**EXERCISE PROMPT:** Which lines include the word "margin"? Copy each of them.
--*--
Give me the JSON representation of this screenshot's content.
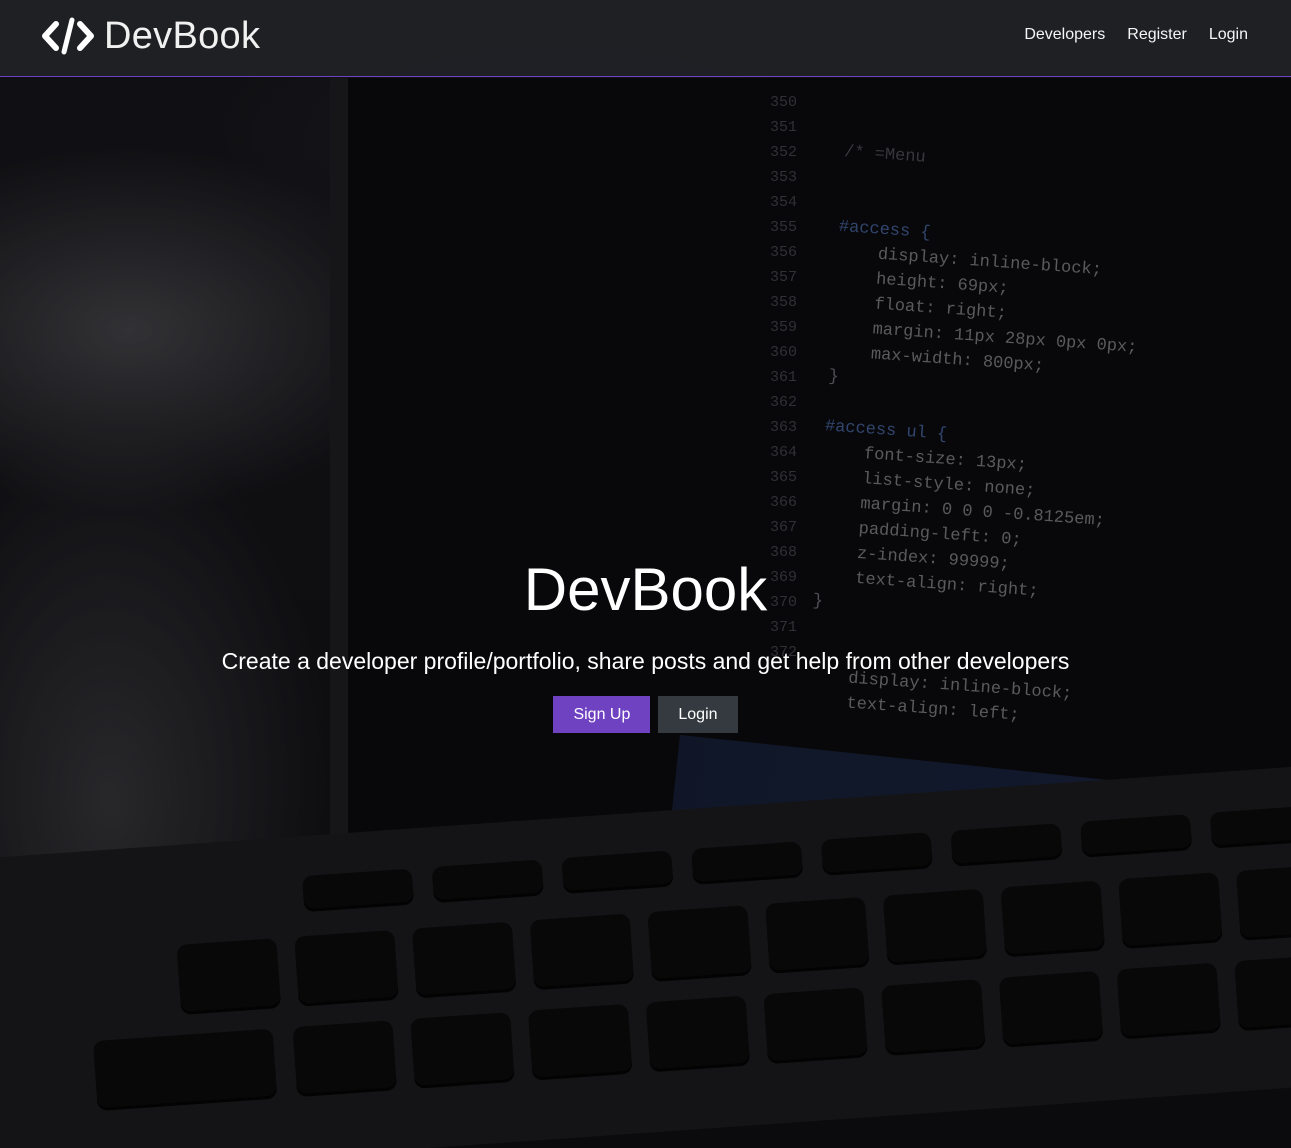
{
  "navbar": {
    "brand_icon": "code-icon",
    "brand": "DevBook",
    "links": [
      "Developers",
      "Register",
      "Login"
    ]
  },
  "hero": {
    "title": "DevBook",
    "subtitle": "Create a developer profile/portfolio, share posts and get help from other developers",
    "buttons": [
      "Sign Up",
      "Login"
    ]
  },
  "colors": {
    "accent": "#6f42c1",
    "dark_button": "#343a40",
    "navbar_bg": "#202125"
  },
  "background": {
    "gutter_numbers": [
      "350",
      "351",
      "352",
      "353",
      "354",
      "355",
      "356",
      "357",
      "358",
      "359",
      "360",
      "361",
      "362",
      "363",
      "364",
      "365",
      "366",
      "367",
      "368",
      "369",
      "370",
      "371",
      "372"
    ],
    "code_lines": [
      "/* =Menu",
      "",
      "",
      "#access {",
      "    display: inline-block;",
      "    height: 69px;",
      "    float: right;",
      "    margin: 11px 28px 0px 0px;",
      "    max-width: 800px;",
      "}",
      "",
      "#access ul {",
      "    font-size: 13px;",
      "    list-style: none;",
      "    margin: 0 0 0 -0.8125em;",
      "    padding-left: 0;",
      "    z-index: 99999;",
      "    text-align: right;",
      "}",
      "",
      "",
      "    display: inline-block;",
      "    text-align: left;"
    ]
  }
}
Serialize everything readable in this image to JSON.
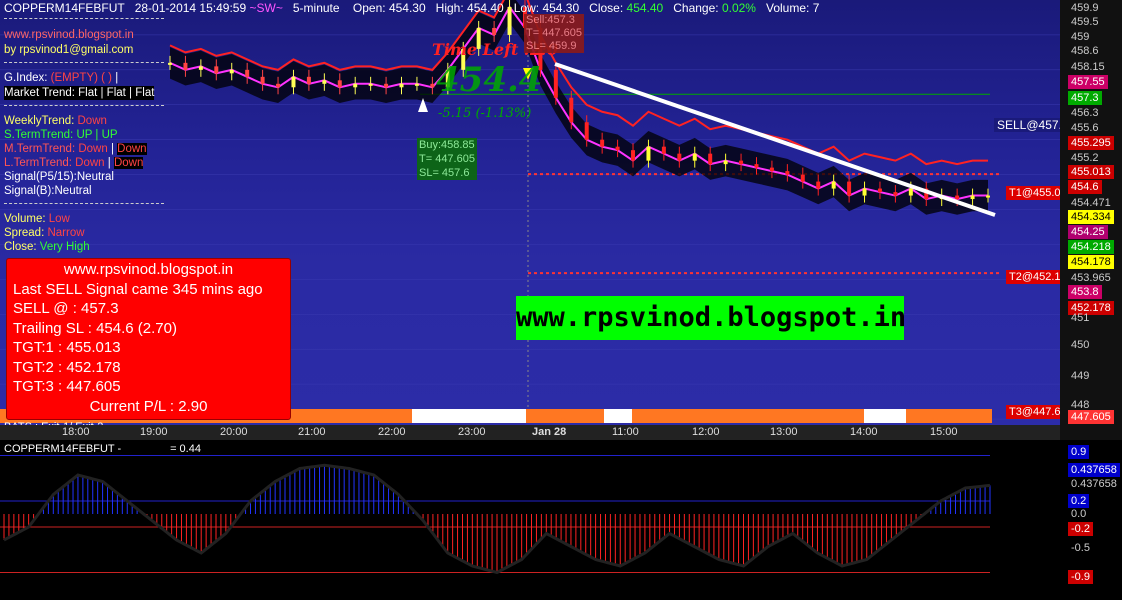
{
  "header": {
    "symbol": "COPPERM14FEBFUT",
    "datetime": "28-01-2014 15:49:59",
    "sw": "~SW~",
    "interval": "5-minute",
    "open_label": "Open:",
    "open": "454.30",
    "high_label": "High:",
    "high": "454.40",
    "low_label": "Low:",
    "low": "454.30",
    "close_label": "Close:",
    "close": "454.40",
    "change_label": "Change:",
    "change": "0.02%",
    "volume_label": "Volume:",
    "volume": "7"
  },
  "left_panel": {
    "blog": "www.rpsvinod.blogspot.in",
    "email": "by rpsvinod1@gmail.com",
    "gindex_label": "G.Index: ",
    "gindex_value": "(EMPTY) ( )",
    "gindex_tail": " |",
    "market_trend": "Market Trend: Flat | Flat | Flat",
    "weekly_label": "WeeklyTrend: ",
    "weekly_value": "Down",
    "sterm_label": "S.TermTrend: ",
    "sterm_value": "UP | UP",
    "mterm_label": "M.TermTrend: ",
    "mterm_value1": "Down",
    "mterm_value2": "Down",
    "lterm_label": "L.TermTrend: ",
    "lterm_value1": "Down",
    "lterm_value2": "Down",
    "signal_p": "Signal(P5/15):Neutral",
    "signal_b": "Signal(B):Neutral",
    "volume_label": "Volume: ",
    "volume_value": "Low",
    "spread_label": "Spread: ",
    "spread_value": "Narrow",
    "close_label": "Close: ",
    "close_value": "Very High",
    "bats": "BATS : Exit-1/ Exit-2"
  },
  "info_box": {
    "site": "www.rpsvinod.blogspot.in",
    "last_signal": "Last SELL Signal came 345 mins ago",
    "sell_at": "SELL @ : 457.3",
    "trailing_sl": "Trailing SL : 454.6 (2.70)",
    "tgt1": "TGT:1 : 455.013",
    "tgt2": "TGT:2 : 452.178",
    "tgt3": "TGT:3 : 447.605",
    "pl": "Current P/L : 2.90"
  },
  "banner": "www.rpsvinod.blogspot.in",
  "chart_annotations": {
    "time_left": "Time Left :2:0",
    "big_price": "454.4",
    "change_text": "-5.15   (-1.13%)",
    "buy_box": [
      "Buy:458.85",
      "T= 447.605",
      "SL= 457.6"
    ],
    "sell_box": [
      "Sell:457.3",
      "T= 447.605",
      "SL= 459.9"
    ],
    "sell_line_label": "SELL@457.3",
    "t1_label": "T1@455.013",
    "t2_label": "T2@452.178",
    "t3_label": "T3@447.605"
  },
  "price_axis": {
    "ticks": [
      "459.9",
      "459.5",
      "459",
      "458.6",
      "458.15",
      "457.55",
      "457.3",
      "456.3",
      "455.6",
      "455.295",
      "455.2",
      "455.013",
      "454.6",
      "454.471",
      "454.334",
      "454.25",
      "454.218",
      "454.178",
      "453.965",
      "453.8",
      "452.178",
      "451",
      "450",
      "449",
      "448",
      "447.605"
    ],
    "tag_colors": {
      "457.55": "#cc0066",
      "457.3": "#00aa00",
      "455.295": "#cc0000",
      "455.013": "#cc0000",
      "454.6": "#cc0000",
      "454.334": "#ffff00",
      "454.25": "#b0006f",
      "454.218": "#00aa00",
      "454.178": "#ffff00",
      "453.8": "#cc0066",
      "452.178": "#cc0000",
      "447.605": "#ff3333"
    }
  },
  "time_axis": [
    "18:00",
    "19:00",
    "20:00",
    "21:00",
    "22:00",
    "23:00",
    "Jan 28",
    "11:00",
    "12:00",
    "13:00",
    "14:00",
    "15:00"
  ],
  "oscillator": {
    "title": "COPPERM14FEBFUT -",
    "value_text": "= 0.44",
    "axis": [
      "0.9",
      "0.437658",
      "0.437658",
      "0.2",
      "0.0",
      "-0.2",
      "-0.5",
      "-0.9"
    ],
    "axis_colors": {
      "0.9": "#0000cc",
      "0.437658_a": "#0000cc",
      "0.2": "#0000cc",
      "-0.2": "#cc0000",
      "-0.9": "#cc0000"
    }
  },
  "chart_data": {
    "type": "candlestick",
    "ylim": [
      447.4,
      460.0
    ],
    "series": [
      {
        "name": "price",
        "values": [
          458.2,
          458.0,
          458.1,
          457.9,
          458.0,
          457.8,
          457.6,
          457.5,
          457.8,
          457.6,
          457.7,
          457.5,
          457.6,
          457.6,
          457.5,
          457.6,
          457.6,
          457.5,
          458.0,
          458.6,
          459.2,
          459.0,
          459.8,
          459.2,
          458.0,
          457.2,
          456.5,
          456.0,
          455.8,
          455.7,
          455.4,
          455.8,
          455.6,
          455.4,
          455.6,
          455.3,
          455.4,
          455.3,
          455.2,
          455.1,
          455.0,
          454.8,
          454.6,
          454.8,
          454.4,
          454.6,
          454.5,
          454.4,
          454.6,
          454.3,
          454.4,
          454.3,
          454.4,
          454.4
        ]
      }
    ],
    "oscillator_values": [
      -0.4,
      -0.2,
      0.3,
      0.6,
      0.5,
      0.2,
      -0.1,
      -0.4,
      -0.6,
      -0.3,
      0.2,
      0.5,
      0.7,
      0.75,
      0.7,
      0.6,
      0.3,
      -0.1,
      -0.6,
      -0.8,
      -0.9,
      -0.7,
      -0.3,
      -0.5,
      -0.7,
      -0.8,
      -0.6,
      -0.3,
      -0.5,
      -0.7,
      -0.8,
      -0.5,
      -0.3,
      -0.6,
      -0.8,
      -0.7,
      -0.4,
      -0.1,
      0.2,
      0.4,
      0.44
    ]
  }
}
--*--
**SOLUTION:**
      "    margin: 11px 28px 0px 0px;",
      "    margin: 0 0 0 -0.8125em;",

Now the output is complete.